*提示文*:
解説・総説シリーズ(CR) 1-09

広島の遠距離被爆者に見られる高いがん死亡率は放射線が原因とは考えにくい

Grant EJ, 清水由紀子, 笠置文善, Cullings HM, Shore RE
Environ Health Prev Med 14(4):247-9, 2009
(第1パラグラフ)
渡辺ら[1](以下WMHYと呼ぶ)は放射線影響研究所(放影研)の寿命調査(LSS)第12報(http://www.rerf.or.jpでオンラインにより利用可能)の原爆被爆者データおよび広島県と岡山県の死亡率データ[2]を用いて、原爆時に広島に居住していたLSS対象者の標準化死亡比(SMR)を算出した。WMHYは集団対象者を、極めて低い線量(<0.005 Gy、VLD)、低線量(0.005-0.1 Gy、LD)、高線量(>0.1 Gy、HD)の三つの放射線量区分で分けた。ここで問題とするのは県全体の率に比べてがん死亡率が期待値よりも高かったVLD区分の男性である(簡潔にするために固形がんの結果のみについて述べる)。WMHYは、VLDにおけるがん死亡の増加は、中性子線量が過少推定されたか、もしくは残留放射線被曝が考慮に入れられなかったためであるという結論を出している。我々はこの結論が妥当ではなく、VLDに観察されたリスクは放射線以外の要因による可能性の方が極めて高いことをデータが示していると考える。理由を以下に簡潔に要約する。

*設問*:
1. 提示文について、次の問いに答えてください。
(a) WMHYは集団対象者をいくつの放射線量区分に分けたか。
(b) 高線量(HD)区分の線量はどの範囲か。
(c) 簡潔にするため、どの種類のがんの結果のみについて述べるとされているか。
2. 次の各文が提示文の内容と合うかどうかを「はい」か「いいえ」で判定し、決め手となる提示文の語句を引用すること。
(a) WMHYは広島県と岡山県の死亡率データを用いた。
(b) 問題とされているのはVLD区分の女性である。
(c) 筆者らはWMHYの結論を妥当だと考えている。
データは提示文とは別の出典から取られている。

*提供データ*:
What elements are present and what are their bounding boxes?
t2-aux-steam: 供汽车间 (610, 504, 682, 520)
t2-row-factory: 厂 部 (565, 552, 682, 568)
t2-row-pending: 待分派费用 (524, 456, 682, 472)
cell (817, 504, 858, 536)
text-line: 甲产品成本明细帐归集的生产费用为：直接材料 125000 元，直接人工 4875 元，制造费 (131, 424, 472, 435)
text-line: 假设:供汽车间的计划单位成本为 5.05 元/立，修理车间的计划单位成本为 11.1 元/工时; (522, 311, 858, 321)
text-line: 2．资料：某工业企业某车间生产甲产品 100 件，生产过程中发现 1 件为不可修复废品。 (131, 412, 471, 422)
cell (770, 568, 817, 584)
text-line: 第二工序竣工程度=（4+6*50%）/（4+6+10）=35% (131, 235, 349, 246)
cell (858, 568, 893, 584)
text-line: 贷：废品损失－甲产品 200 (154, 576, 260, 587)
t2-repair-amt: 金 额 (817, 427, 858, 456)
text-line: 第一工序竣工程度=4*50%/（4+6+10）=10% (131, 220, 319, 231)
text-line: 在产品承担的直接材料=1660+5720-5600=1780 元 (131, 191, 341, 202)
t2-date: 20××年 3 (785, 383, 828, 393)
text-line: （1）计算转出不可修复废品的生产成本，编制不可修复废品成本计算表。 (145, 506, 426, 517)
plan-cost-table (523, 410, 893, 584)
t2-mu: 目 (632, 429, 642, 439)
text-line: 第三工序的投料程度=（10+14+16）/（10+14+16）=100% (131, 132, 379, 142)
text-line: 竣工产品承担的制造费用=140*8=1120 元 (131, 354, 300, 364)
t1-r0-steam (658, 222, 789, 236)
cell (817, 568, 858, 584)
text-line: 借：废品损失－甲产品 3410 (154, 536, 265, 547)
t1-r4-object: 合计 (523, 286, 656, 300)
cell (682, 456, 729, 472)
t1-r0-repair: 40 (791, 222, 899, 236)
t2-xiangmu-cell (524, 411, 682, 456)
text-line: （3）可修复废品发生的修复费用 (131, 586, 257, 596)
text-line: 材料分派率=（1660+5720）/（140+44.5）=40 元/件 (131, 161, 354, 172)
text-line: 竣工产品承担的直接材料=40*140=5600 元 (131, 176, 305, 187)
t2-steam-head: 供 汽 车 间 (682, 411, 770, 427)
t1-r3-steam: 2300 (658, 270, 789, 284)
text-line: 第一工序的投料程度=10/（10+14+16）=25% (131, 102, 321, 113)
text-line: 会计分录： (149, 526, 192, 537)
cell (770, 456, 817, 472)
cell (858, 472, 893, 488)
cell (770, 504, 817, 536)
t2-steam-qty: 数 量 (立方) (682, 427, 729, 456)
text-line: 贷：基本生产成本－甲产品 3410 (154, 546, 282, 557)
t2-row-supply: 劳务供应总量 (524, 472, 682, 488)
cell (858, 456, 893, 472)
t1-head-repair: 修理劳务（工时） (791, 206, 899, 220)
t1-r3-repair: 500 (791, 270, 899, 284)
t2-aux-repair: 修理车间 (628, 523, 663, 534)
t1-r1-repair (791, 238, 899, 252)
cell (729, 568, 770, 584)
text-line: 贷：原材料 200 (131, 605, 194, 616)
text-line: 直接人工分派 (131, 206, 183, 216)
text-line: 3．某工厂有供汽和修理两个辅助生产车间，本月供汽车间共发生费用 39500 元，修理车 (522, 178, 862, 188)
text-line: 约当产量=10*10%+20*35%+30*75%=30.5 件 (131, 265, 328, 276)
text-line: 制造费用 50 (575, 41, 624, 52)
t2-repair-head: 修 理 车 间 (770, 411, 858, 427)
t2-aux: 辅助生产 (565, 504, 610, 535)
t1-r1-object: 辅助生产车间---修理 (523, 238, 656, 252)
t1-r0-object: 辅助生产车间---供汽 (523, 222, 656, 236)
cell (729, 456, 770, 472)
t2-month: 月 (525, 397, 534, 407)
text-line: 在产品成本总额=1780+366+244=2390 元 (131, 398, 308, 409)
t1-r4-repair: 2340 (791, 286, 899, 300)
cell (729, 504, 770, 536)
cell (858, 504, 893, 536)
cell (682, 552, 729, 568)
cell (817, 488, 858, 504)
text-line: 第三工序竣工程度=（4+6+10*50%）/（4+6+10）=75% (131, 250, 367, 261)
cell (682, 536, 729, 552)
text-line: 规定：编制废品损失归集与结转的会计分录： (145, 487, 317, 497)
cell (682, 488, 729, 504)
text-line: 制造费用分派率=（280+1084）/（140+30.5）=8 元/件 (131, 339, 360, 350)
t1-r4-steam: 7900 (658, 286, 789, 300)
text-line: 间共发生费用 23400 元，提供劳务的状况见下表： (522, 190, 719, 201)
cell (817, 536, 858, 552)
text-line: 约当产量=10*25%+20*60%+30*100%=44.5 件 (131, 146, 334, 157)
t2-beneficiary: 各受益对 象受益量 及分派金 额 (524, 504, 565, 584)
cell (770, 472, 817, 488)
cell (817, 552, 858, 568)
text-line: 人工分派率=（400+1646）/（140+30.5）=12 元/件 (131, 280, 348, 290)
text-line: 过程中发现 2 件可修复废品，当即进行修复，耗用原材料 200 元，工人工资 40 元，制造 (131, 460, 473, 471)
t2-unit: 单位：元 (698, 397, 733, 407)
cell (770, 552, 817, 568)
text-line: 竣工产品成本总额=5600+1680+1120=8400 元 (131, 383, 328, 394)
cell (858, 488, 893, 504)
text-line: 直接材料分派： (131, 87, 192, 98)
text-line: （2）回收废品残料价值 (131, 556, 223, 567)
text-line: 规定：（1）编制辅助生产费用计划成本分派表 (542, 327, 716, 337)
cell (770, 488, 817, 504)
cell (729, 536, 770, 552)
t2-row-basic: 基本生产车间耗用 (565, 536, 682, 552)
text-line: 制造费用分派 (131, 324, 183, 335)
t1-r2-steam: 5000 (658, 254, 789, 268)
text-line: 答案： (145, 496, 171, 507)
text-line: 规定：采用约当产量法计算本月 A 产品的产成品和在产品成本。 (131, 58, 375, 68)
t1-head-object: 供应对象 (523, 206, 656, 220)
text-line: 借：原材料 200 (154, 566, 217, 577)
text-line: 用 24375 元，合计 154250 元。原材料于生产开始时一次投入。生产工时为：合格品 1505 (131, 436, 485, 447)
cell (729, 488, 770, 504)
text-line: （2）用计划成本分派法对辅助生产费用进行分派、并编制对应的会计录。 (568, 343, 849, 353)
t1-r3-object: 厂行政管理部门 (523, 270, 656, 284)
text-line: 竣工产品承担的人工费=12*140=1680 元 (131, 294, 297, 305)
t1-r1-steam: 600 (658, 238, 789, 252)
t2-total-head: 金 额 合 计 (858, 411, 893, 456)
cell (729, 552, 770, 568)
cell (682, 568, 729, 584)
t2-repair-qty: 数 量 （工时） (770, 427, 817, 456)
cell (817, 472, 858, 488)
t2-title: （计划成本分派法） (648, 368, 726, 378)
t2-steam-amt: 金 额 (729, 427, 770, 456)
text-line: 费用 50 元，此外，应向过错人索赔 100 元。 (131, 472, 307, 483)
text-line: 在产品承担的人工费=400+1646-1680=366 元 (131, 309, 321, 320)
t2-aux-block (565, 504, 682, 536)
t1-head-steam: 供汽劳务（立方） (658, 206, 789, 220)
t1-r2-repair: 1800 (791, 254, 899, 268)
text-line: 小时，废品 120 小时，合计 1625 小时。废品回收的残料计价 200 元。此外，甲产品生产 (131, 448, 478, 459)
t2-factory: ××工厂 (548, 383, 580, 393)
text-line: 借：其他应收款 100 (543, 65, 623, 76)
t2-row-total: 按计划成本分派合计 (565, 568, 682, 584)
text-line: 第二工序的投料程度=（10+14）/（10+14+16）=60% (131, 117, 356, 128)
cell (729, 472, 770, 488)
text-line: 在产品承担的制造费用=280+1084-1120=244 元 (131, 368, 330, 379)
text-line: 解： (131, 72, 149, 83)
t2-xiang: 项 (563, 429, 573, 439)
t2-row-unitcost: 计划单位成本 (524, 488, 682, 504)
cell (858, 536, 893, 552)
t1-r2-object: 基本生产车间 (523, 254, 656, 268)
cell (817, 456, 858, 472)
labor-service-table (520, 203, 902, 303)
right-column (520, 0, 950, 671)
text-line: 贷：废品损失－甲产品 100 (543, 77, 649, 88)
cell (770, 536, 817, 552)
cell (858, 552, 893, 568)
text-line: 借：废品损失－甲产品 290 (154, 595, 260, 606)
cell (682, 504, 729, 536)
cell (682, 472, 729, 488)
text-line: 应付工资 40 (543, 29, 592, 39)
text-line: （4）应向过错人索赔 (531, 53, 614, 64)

*各設問の解答*:
1.
(a) 三つ
(b) 0.1 Gyを超える線量(>0.1 Gy)
(c) 固形がん

2.
(a) はい:「広島県と岡山県の死亡率データ」
(b) いいえ:「VLD区分の男性である」
(c) いいえ:「我々はこの結論が妥当ではなく」